→ **Available records**:
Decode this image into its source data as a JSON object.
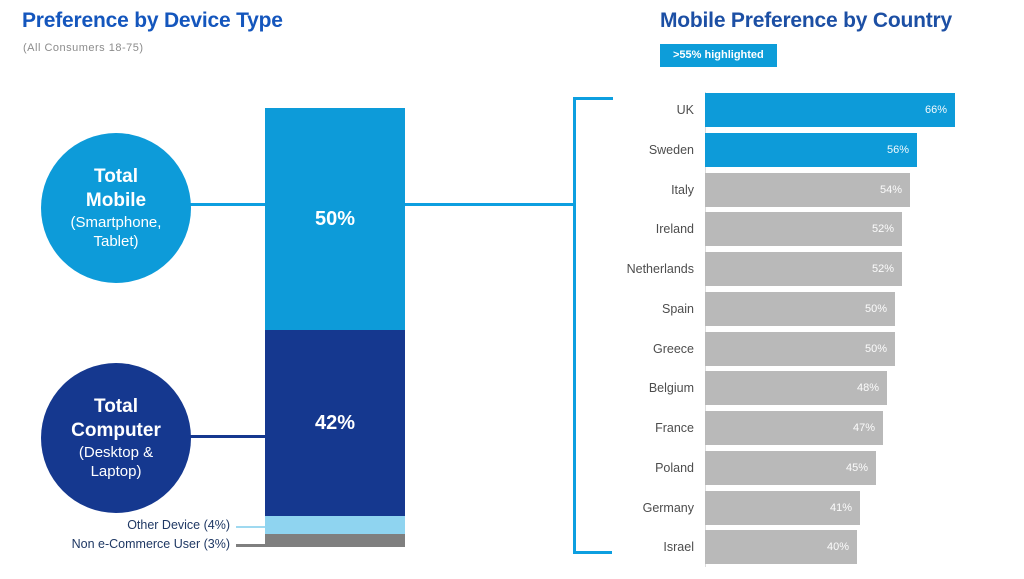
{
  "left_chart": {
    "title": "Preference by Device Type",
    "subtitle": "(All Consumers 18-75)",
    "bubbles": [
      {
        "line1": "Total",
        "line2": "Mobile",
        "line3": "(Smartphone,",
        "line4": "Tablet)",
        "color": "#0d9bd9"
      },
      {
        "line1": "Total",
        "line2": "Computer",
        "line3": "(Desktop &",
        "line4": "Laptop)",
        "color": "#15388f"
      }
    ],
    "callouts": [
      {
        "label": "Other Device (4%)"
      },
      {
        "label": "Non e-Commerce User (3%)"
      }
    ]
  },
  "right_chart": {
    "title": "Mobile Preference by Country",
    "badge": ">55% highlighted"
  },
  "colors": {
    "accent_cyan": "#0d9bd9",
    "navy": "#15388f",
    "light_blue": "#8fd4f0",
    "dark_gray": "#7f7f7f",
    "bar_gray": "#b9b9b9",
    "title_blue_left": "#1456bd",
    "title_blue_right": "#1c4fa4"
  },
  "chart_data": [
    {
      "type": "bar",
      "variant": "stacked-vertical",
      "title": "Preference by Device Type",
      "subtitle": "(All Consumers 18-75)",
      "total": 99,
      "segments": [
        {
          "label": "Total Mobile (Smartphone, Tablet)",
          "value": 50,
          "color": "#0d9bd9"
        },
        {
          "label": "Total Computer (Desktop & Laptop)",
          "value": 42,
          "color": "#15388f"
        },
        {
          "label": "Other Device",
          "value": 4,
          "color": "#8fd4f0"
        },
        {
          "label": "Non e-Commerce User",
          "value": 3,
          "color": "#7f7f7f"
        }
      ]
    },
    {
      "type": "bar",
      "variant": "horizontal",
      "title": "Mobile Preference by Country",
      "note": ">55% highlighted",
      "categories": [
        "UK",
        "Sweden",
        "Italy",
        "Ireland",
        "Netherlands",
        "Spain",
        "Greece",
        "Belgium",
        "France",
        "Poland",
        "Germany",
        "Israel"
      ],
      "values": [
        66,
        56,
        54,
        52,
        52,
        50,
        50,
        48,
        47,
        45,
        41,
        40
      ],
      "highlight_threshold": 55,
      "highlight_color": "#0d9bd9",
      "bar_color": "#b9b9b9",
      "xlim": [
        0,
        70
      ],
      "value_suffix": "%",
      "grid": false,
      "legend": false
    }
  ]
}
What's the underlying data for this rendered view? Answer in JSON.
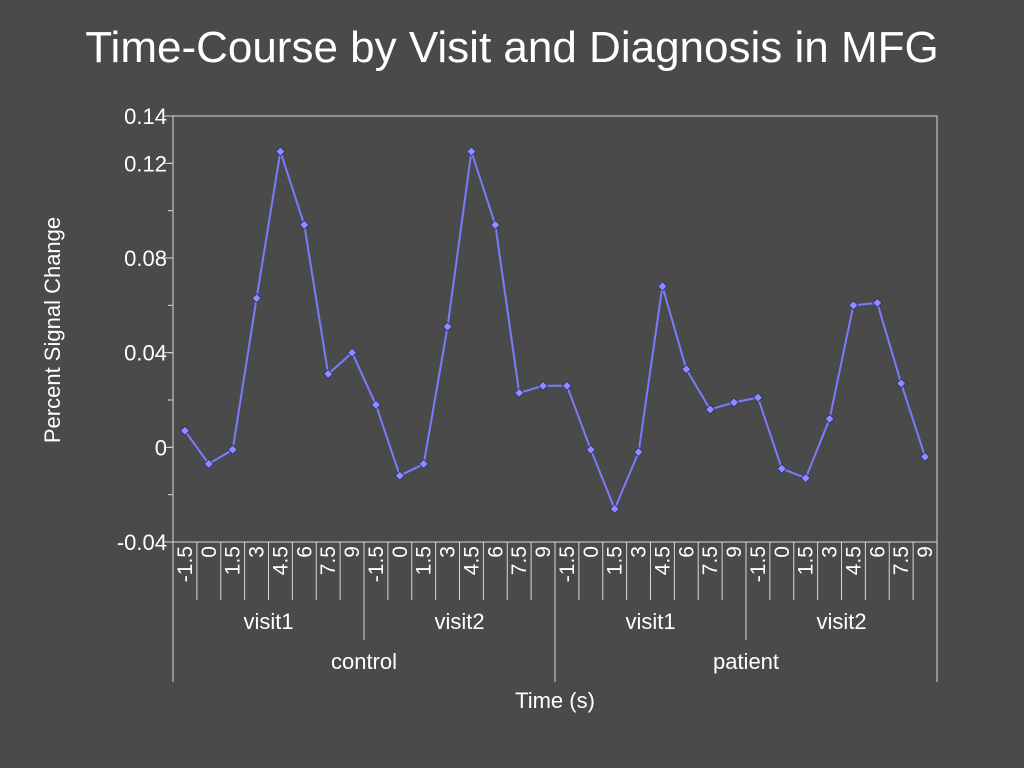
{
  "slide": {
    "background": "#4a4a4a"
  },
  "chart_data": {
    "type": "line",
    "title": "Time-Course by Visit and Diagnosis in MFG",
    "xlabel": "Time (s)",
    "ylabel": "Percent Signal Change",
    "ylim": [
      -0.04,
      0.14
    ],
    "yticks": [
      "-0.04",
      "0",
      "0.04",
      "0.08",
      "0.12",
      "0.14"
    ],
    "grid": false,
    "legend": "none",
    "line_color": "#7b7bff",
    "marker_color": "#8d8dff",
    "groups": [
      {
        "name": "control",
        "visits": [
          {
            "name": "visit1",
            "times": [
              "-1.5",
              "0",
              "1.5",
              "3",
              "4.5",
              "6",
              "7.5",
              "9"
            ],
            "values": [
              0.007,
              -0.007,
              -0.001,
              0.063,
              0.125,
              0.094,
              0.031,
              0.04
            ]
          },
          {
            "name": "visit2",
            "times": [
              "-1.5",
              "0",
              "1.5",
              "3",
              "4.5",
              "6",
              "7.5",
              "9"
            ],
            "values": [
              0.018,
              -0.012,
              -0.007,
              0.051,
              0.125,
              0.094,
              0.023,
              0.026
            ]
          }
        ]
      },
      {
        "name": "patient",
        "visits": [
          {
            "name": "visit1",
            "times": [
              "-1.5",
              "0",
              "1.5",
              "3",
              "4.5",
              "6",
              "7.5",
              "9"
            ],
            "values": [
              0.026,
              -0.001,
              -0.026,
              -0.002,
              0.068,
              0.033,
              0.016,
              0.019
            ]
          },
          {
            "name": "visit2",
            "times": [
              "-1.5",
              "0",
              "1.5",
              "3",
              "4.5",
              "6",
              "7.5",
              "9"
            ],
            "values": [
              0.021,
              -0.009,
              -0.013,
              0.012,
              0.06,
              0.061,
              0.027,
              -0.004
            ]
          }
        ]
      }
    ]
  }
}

→ **What the task requires**: Each record above is to be restated exactly, with its pictures removed from the copy.

→ **Written answer**:
Decode this image into its source data as a JSON object.
{
  "left_chart": {
    "title": "Preference by Device Type",
    "subtitle": "(All Consumers 18-75)",
    "bubbles": [
      {
        "line1": "Total",
        "line2": "Mobile",
        "line3": "(Smartphone,",
        "line4": "Tablet)",
        "color": "#0d9bd9"
      },
      {
        "line1": "Total",
        "line2": "Computer",
        "line3": "(Desktop &",
        "line4": "Laptop)",
        "color": "#15388f"
      }
    ],
    "callouts": [
      {
        "label": "Other Device (4%)"
      },
      {
        "label": "Non e-Commerce User (3%)"
      }
    ]
  },
  "right_chart": {
    "title": "Mobile Preference by Country",
    "badge": ">55% highlighted"
  },
  "colors": {
    "accent_cyan": "#0d9bd9",
    "navy": "#15388f",
    "light_blue": "#8fd4f0",
    "dark_gray": "#7f7f7f",
    "bar_gray": "#b9b9b9",
    "title_blue_left": "#1456bd",
    "title_blue_right": "#1c4fa4"
  },
  "chart_data": [
    {
      "type": "bar",
      "variant": "stacked-vertical",
      "title": "Preference by Device Type",
      "subtitle": "(All Consumers 18-75)",
      "total": 99,
      "segments": [
        {
          "label": "Total Mobile (Smartphone, Tablet)",
          "value": 50,
          "color": "#0d9bd9"
        },
        {
          "label": "Total Computer (Desktop & Laptop)",
          "value": 42,
          "color": "#15388f"
        },
        {
          "label": "Other Device",
          "value": 4,
          "color": "#8fd4f0"
        },
        {
          "label": "Non e-Commerce User",
          "value": 3,
          "color": "#7f7f7f"
        }
      ]
    },
    {
      "type": "bar",
      "variant": "horizontal",
      "title": "Mobile Preference by Country",
      "note": ">55% highlighted",
      "categories": [
        "UK",
        "Sweden",
        "Italy",
        "Ireland",
        "Netherlands",
        "Spain",
        "Greece",
        "Belgium",
        "France",
        "Poland",
        "Germany",
        "Israel"
      ],
      "values": [
        66,
        56,
        54,
        52,
        52,
        50,
        50,
        48,
        47,
        45,
        41,
        40
      ],
      "highlight_threshold": 55,
      "highlight_color": "#0d9bd9",
      "bar_color": "#b9b9b9",
      "xlim": [
        0,
        70
      ],
      "value_suffix": "%",
      "grid": false,
      "legend": false
    }
  ]
}
What's the underlying data for this rendered view? Answer in JSON.
{
  "slide": {
    "background": "#4a4a4a"
  },
  "chart_data": {
    "type": "line",
    "title": "Time-Course by Visit and Diagnosis in MFG",
    "xlabel": "Time (s)",
    "ylabel": "Percent Signal Change",
    "ylim": [
      -0.04,
      0.14
    ],
    "yticks": [
      "-0.04",
      "0",
      "0.04",
      "0.08",
      "0.12",
      "0.14"
    ],
    "grid": false,
    "legend": "none",
    "line_color": "#7b7bff",
    "marker_color": "#8d8dff",
    "groups": [
      {
        "name": "control",
        "visits": [
          {
            "name": "visit1",
            "times": [
              "-1.5",
              "0",
              "1.5",
              "3",
              "4.5",
              "6",
              "7.5",
              "9"
            ],
            "values": [
              0.007,
              -0.007,
              -0.001,
              0.063,
              0.125,
              0.094,
              0.031,
              0.04
            ]
          },
          {
            "name": "visit2",
            "times": [
              "-1.5",
              "0",
              "1.5",
              "3",
              "4.5",
              "6",
              "7.5",
              "9"
            ],
            "values": [
              0.018,
              -0.012,
              -0.007,
              0.051,
              0.125,
              0.094,
              0.023,
              0.026
            ]
          }
        ]
      },
      {
        "name": "patient",
        "visits": [
          {
            "name": "visit1",
            "times": [
              "-1.5",
              "0",
              "1.5",
              "3",
              "4.5",
              "6",
              "7.5",
              "9"
            ],
            "values": [
              0.026,
              -0.001,
              -0.026,
              -0.002,
              0.068,
              0.033,
              0.016,
              0.019
            ]
          },
          {
            "name": "visit2",
            "times": [
              "-1.5",
              "0",
              "1.5",
              "3",
              "4.5",
              "6",
              "7.5",
              "9"
            ],
            "values": [
              0.021,
              -0.009,
              -0.013,
              0.012,
              0.06,
              0.061,
              0.027,
              -0.004
            ]
          }
        ]
      }
    ]
  }
}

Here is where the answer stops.